Given records:
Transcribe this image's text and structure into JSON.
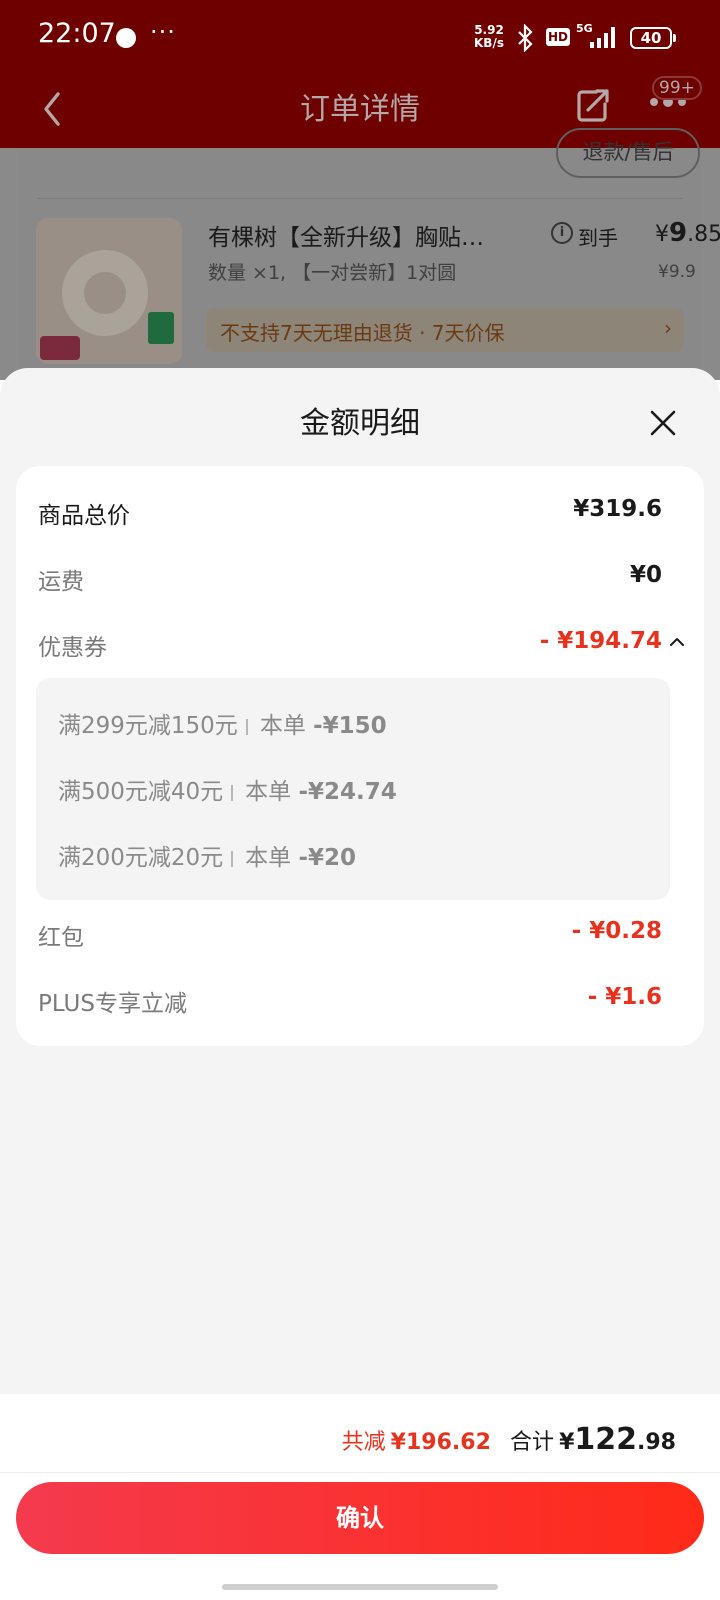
{
  "status_bar": {
    "time": "22:07",
    "more": "···",
    "speed_value": "5.92",
    "speed_unit": "KB/s",
    "hd": "HD",
    "network": "5G",
    "battery": "40"
  },
  "header": {
    "title": "订单详情",
    "badge": "99+",
    "icons": [
      "back-icon",
      "share-icon",
      "more-icon"
    ]
  },
  "background_order": {
    "after_sale_button": "退款/售后",
    "product": {
      "title": "有棵树【全新升级】胸贴…",
      "price_label": "到手",
      "price_currency": "¥",
      "price_integer": "9",
      "price_decimal": ".85",
      "spec": "数量 ×1, 【一对尝新】1对圆",
      "original_price": "¥9.9",
      "notice": "不支持7天无理由退货 · 7天价保",
      "notice_arrow": "›"
    }
  },
  "sheet": {
    "title": "金额明细",
    "rows": {
      "goods_total": {
        "label": "商品总价",
        "value": "¥319.6"
      },
      "shipping": {
        "label": "运费",
        "value": "¥0"
      },
      "coupon": {
        "label": "优惠券",
        "value": "- ¥194.74"
      },
      "red_packet": {
        "label": "红包",
        "value": "- ¥0.28"
      },
      "plus": {
        "label": "PLUS专享立减",
        "value": "- ¥1.6"
      }
    },
    "coupons": [
      {
        "name": "满299元减150元",
        "scope": "本单",
        "amount": "-¥150"
      },
      {
        "name": "满500元减40元",
        "scope": "本单",
        "amount": "-¥24.74"
      },
      {
        "name": "满200元减20元",
        "scope": "本单",
        "amount": "-¥20"
      }
    ]
  },
  "footer": {
    "saved_label": "共减",
    "saved_value": "¥196.62",
    "total_label": "合计",
    "total_currency": "¥",
    "total_integer": "122",
    "total_decimal": ".98",
    "confirm_label": "确认"
  },
  "colors": {
    "header_bg": "#6f0000",
    "accent_red": "#e8321e",
    "button_gradient_start": "#f43a4d",
    "button_gradient_end": "#ff2a18",
    "sheet_bg": "#f4f4f4"
  }
}
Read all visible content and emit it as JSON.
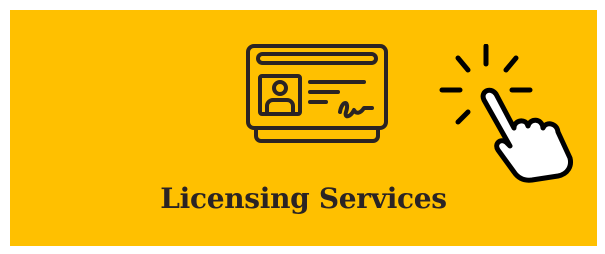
{
  "service_tile": {
    "label": "Licensing Services",
    "background_color": "#FFC000",
    "text_color": "#2B2424",
    "icons": {
      "card": "license-card-icon",
      "pointer": "click-hand-icon"
    }
  }
}
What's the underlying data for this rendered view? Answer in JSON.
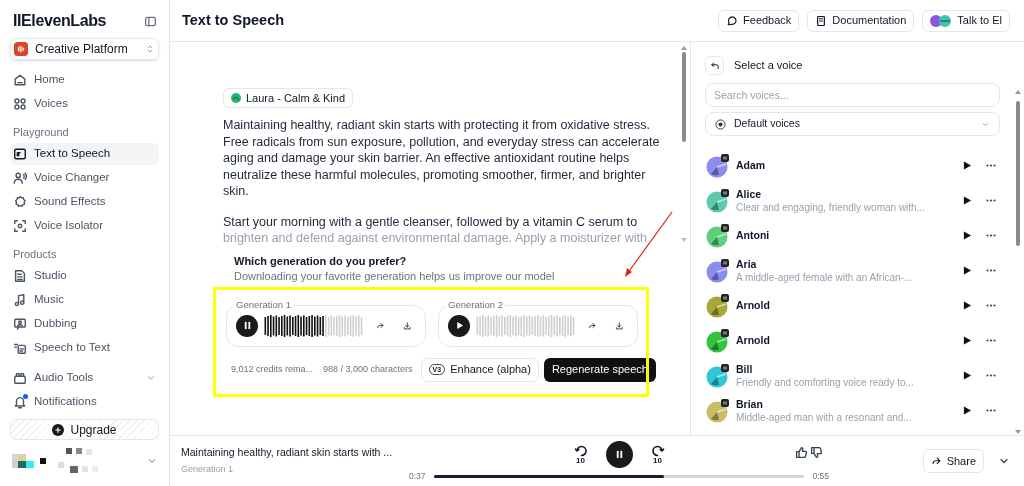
{
  "sidebar": {
    "logo": "IIElevenLabs",
    "workspace": "Creative Platform",
    "sections": [
      {
        "items": [
          {
            "label": "Home",
            "selected": false
          },
          {
            "label": "Voices",
            "selected": false
          }
        ]
      },
      {
        "heading": "Playground",
        "items": [
          {
            "label": "Text to Speech",
            "selected": true
          },
          {
            "label": "Voice Changer",
            "selected": false
          },
          {
            "label": "Sound Effects",
            "selected": false
          },
          {
            "label": "Voice Isolator",
            "selected": false
          }
        ]
      },
      {
        "heading": "Products",
        "items": [
          {
            "label": "Studio",
            "selected": false
          },
          {
            "label": "Music",
            "selected": false
          },
          {
            "label": "Dubbing",
            "selected": false
          },
          {
            "label": "Speech to Text",
            "selected": false
          }
        ]
      },
      {
        "items": [
          {
            "label": "Audio Tools",
            "selected": false,
            "expanded": false
          },
          {
            "label": "Notifications",
            "selected": false,
            "unread": true
          }
        ]
      }
    ],
    "upgrade": "Upgrade"
  },
  "header": {
    "title": "Text to Speech",
    "buttons": [
      "Feedback",
      "Documentation",
      "Talk to El"
    ]
  },
  "editor": {
    "voice": "Laura - Calm & Kind",
    "paragraphs": [
      "Maintaining healthy, radiant skin starts with protecting it from oxidative stress. Free radicals from sun exposure, pollution, and everyday stress can accelerate aging and damage your skin barrier. An effective antioxidant routine helps neutralize these harmful molecules, promoting smoother, firmer, and brighter skin.",
      "Start your morning with a gentle cleanser, followed by a vitamin C serum to"
    ],
    "faded_line": "brighten and defend against environmental damage. Apply a moisturizer with"
  },
  "feedback": {
    "question": "Which generation do you prefer?",
    "hint": "Downloading your favorite generation helps us improve our model",
    "generations": [
      {
        "label": "Generation 1",
        "playing": true
      },
      {
        "label": "Generation 2",
        "playing": false
      }
    ],
    "credits": "9,012 credits rema...",
    "characters": "988 / 3,000 characters",
    "enhance_badge": "V3",
    "enhance": "Enhance (alpha)",
    "regenerate": "Regenerate speech"
  },
  "voice_panel": {
    "title": "Select a voice",
    "search_placeholder": "Search voices...",
    "filter": "Default voices",
    "voices": [
      {
        "name": "Adam",
        "color": "#8b8cf0"
      },
      {
        "name": "Alice",
        "description": "Clear and engaging, friendly woman with...",
        "color": "#5fc9b0"
      },
      {
        "name": "Antoni",
        "color": "#5fcf7a"
      },
      {
        "name": "Aria",
        "description": "A middle-aged female with an African-...",
        "color": "#8b8cf0"
      },
      {
        "name": "Arnold",
        "color": "#a8a83a"
      },
      {
        "name": "Arnold",
        "color": "#33c43f"
      },
      {
        "name": "Bill",
        "description": "Friendly and comforting voice ready to...",
        "color": "#2fc7d6"
      },
      {
        "name": "Brian",
        "description": "Middle-aged man with a resonant and...",
        "color": "#c9bd6a"
      }
    ]
  },
  "player": {
    "title": "Maintaining healthy, radiant skin starts with ...",
    "subtitle": "Generation 1",
    "playing": true,
    "skip_back": "10",
    "skip_forward": "10",
    "elapsed": "0:37",
    "level": 0.62,
    "duration": "0:55",
    "share": "Share"
  }
}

What you will do: Reproduce the full material exactly, excluding the pictures.

Full response:
Transcribe this image's text and structure into JSON.
{
  "status_bar": {
    "time": "22:07",
    "more": "···",
    "speed_value": "5.92",
    "speed_unit": "KB/s",
    "hd": "HD",
    "network": "5G",
    "battery": "40"
  },
  "header": {
    "title": "订单详情",
    "badge": "99+",
    "icons": [
      "back-icon",
      "share-icon",
      "more-icon"
    ]
  },
  "background_order": {
    "after_sale_button": "退款/售后",
    "product": {
      "title": "有棵树【全新升级】胸贴…",
      "price_label": "到手",
      "price_currency": "¥",
      "price_integer": "9",
      "price_decimal": ".85",
      "spec": "数量 ×1, 【一对尝新】1对圆",
      "original_price": "¥9.9",
      "notice": "不支持7天无理由退货 · 7天价保",
      "notice_arrow": "›"
    }
  },
  "sheet": {
    "title": "金额明细",
    "rows": {
      "goods_total": {
        "label": "商品总价",
        "value": "¥319.6"
      },
      "shipping": {
        "label": "运费",
        "value": "¥0"
      },
      "coupon": {
        "label": "优惠券",
        "value": "- ¥194.74"
      },
      "red_packet": {
        "label": "红包",
        "value": "- ¥0.28"
      },
      "plus": {
        "label": "PLUS专享立减",
        "value": "- ¥1.6"
      }
    },
    "coupons": [
      {
        "name": "满299元减150元",
        "scope": "本单",
        "amount": "-¥150"
      },
      {
        "name": "满500元减40元",
        "scope": "本单",
        "amount": "-¥24.74"
      },
      {
        "name": "满200元减20元",
        "scope": "本单",
        "amount": "-¥20"
      }
    ]
  },
  "footer": {
    "saved_label": "共减",
    "saved_value": "¥196.62",
    "total_label": "合计",
    "total_currency": "¥",
    "total_integer": "122",
    "total_decimal": ".98",
    "confirm_label": "确认"
  },
  "colors": {
    "header_bg": "#6f0000",
    "accent_red": "#e8321e",
    "button_gradient_start": "#f43a4d",
    "button_gradient_end": "#ff2a18",
    "sheet_bg": "#f4f4f4"
  }
}
Read all visible content and emit it as JSON.
{
  "service_tile": {
    "label": "Licensing Services",
    "background_color": "#FFC000",
    "text_color": "#2B2424",
    "icons": {
      "card": "license-card-icon",
      "pointer": "click-hand-icon"
    }
  }
}
What's the underlying data for this rendered view? Answer in JSON.
{
  "sidebar": {
    "logo": "IIElevenLabs",
    "workspace": "Creative Platform",
    "sections": [
      {
        "items": [
          {
            "label": "Home",
            "selected": false
          },
          {
            "label": "Voices",
            "selected": false
          }
        ]
      },
      {
        "heading": "Playground",
        "items": [
          {
            "label": "Text to Speech",
            "selected": true
          },
          {
            "label": "Voice Changer",
            "selected": false
          },
          {
            "label": "Sound Effects",
            "selected": false
          },
          {
            "label": "Voice Isolator",
            "selected": false
          }
        ]
      },
      {
        "heading": "Products",
        "items": [
          {
            "label": "Studio",
            "selected": false
          },
          {
            "label": "Music",
            "selected": false
          },
          {
            "label": "Dubbing",
            "selected": false
          },
          {
            "label": "Speech to Text",
            "selected": false
          }
        ]
      },
      {
        "items": [
          {
            "label": "Audio Tools",
            "selected": false,
            "expanded": false
          },
          {
            "label": "Notifications",
            "selected": false,
            "unread": true
          }
        ]
      }
    ],
    "upgrade": "Upgrade"
  },
  "header": {
    "title": "Text to Speech",
    "buttons": [
      "Feedback",
      "Documentation",
      "Talk to El"
    ]
  },
  "editor": {
    "voice": "Laura - Calm & Kind",
    "paragraphs": [
      "Maintaining healthy, radiant skin starts with protecting it from oxidative stress. Free radicals from sun exposure, pollution, and everyday stress can accelerate aging and damage your skin barrier. An effective antioxidant routine helps neutralize these harmful molecules, promoting smoother, firmer, and brighter skin.",
      "Start your morning with a gentle cleanser, followed by a vitamin C serum to"
    ],
    "faded_line": "brighten and defend against environmental damage. Apply a moisturizer with"
  },
  "feedback": {
    "question": "Which generation do you prefer?",
    "hint": "Downloading your favorite generation helps us improve our model",
    "generations": [
      {
        "label": "Generation 1",
        "playing": true
      },
      {
        "label": "Generation 2",
        "playing": false
      }
    ],
    "credits": "9,012 credits rema...",
    "characters": "988 / 3,000 characters",
    "enhance_badge": "V3",
    "enhance": "Enhance (alpha)",
    "regenerate": "Regenerate speech"
  },
  "voice_panel": {
    "title": "Select a voice",
    "search_placeholder": "Search voices...",
    "filter": "Default voices",
    "voices": [
      {
        "name": "Adam",
        "color": "#8b8cf0"
      },
      {
        "name": "Alice",
        "description": "Clear and engaging, friendly woman with...",
        "color": "#5fc9b0"
      },
      {
        "name": "Antoni",
        "color": "#5fcf7a"
      },
      {
        "name": "Aria",
        "description": "A middle-aged female with an African-...",
        "color": "#8b8cf0"
      },
      {
        "name": "Arnold",
        "color": "#a8a83a"
      },
      {
        "name": "Arnold",
        "color": "#33c43f"
      },
      {
        "name": "Bill",
        "description": "Friendly and comforting voice ready to...",
        "color": "#2fc7d6"
      },
      {
        "name": "Brian",
        "description": "Middle-aged man with a resonant and...",
        "color": "#c9bd6a"
      }
    ]
  },
  "player": {
    "title": "Maintaining healthy, radiant skin starts with ...",
    "subtitle": "Generation 1",
    "playing": true,
    "skip_back": "10",
    "skip_forward": "10",
    "elapsed": "0:37",
    "level": 0.62,
    "duration": "0:55",
    "share": "Share"
  }
}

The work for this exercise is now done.